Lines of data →

┄┄┄┄┄┄┄┄┄┄

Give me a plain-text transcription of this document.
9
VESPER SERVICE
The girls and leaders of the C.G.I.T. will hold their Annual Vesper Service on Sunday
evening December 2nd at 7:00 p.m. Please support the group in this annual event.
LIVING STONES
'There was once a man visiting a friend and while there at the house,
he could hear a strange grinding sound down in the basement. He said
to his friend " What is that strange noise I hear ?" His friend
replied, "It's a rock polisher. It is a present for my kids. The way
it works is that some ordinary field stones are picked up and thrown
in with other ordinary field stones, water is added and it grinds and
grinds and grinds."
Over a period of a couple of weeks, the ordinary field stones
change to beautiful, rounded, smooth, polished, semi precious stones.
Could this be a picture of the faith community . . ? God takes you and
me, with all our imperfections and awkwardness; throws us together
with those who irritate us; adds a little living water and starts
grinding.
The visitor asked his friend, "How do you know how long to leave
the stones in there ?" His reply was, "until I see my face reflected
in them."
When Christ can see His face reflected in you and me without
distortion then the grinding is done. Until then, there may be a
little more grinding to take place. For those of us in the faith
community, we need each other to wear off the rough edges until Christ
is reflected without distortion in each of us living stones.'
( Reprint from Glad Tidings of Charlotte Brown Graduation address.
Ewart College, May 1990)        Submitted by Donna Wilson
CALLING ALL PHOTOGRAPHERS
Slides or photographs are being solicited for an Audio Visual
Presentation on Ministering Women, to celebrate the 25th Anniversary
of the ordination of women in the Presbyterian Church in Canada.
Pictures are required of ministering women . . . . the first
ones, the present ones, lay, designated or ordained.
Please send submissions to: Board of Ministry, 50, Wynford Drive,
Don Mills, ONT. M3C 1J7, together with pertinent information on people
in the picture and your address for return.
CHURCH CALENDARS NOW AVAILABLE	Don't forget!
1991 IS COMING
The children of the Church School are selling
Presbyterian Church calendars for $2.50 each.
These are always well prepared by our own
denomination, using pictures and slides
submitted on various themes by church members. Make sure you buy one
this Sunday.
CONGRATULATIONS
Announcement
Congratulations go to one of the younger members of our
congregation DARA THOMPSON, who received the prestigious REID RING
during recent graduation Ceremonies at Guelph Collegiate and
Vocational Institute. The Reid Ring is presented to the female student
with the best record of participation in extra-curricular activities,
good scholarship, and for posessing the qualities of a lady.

┄┄┄┄┄┄┄┄┄┄

Short task → Search the lines for the string "Christ" and copy every line that has it.

The solution →
When Christ can see His face reflected in you and me without
community, we need each other to wear off the rough edges until Christ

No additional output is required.